━━━ Data extract ━━━

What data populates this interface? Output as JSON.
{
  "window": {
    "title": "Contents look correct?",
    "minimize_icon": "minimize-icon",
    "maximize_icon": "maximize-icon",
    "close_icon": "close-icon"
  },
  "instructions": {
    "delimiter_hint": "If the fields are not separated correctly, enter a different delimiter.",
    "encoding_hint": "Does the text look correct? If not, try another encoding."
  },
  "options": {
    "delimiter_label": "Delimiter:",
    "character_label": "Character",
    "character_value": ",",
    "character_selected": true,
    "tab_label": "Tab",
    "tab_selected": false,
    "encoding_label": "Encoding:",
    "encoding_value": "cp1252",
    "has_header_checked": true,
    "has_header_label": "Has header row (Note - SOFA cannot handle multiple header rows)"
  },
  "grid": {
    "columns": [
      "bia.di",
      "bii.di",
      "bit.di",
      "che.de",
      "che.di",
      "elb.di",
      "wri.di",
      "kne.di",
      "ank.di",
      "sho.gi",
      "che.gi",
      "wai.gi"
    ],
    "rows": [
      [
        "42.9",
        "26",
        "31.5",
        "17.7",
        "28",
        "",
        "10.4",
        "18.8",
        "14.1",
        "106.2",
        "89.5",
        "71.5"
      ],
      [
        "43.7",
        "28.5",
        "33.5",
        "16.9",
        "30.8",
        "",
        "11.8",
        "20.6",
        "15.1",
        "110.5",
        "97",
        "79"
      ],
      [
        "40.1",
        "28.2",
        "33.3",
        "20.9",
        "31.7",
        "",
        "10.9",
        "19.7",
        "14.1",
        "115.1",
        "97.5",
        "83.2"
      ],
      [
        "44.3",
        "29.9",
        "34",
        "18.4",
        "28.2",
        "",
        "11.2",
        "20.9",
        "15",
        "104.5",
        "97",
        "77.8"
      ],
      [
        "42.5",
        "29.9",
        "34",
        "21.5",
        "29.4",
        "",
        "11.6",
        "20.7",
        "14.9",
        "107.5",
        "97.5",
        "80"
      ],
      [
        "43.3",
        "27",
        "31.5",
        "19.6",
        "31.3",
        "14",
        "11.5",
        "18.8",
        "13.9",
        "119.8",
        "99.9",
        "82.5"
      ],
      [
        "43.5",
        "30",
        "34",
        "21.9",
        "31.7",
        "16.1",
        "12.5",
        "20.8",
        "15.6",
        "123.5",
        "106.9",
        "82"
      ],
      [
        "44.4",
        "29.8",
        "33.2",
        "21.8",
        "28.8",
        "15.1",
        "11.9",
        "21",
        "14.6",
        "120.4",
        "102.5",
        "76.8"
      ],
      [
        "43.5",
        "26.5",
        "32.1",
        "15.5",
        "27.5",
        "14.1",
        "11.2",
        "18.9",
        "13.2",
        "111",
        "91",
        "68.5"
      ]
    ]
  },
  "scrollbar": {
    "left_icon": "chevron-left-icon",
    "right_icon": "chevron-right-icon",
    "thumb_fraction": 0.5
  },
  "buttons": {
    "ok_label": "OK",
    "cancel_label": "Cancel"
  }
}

━━━

Set task: Wherever the string "true" appears in the entries above, list that line.

Response to the task:
    "character_selected": true,
    "has_header_checked": true,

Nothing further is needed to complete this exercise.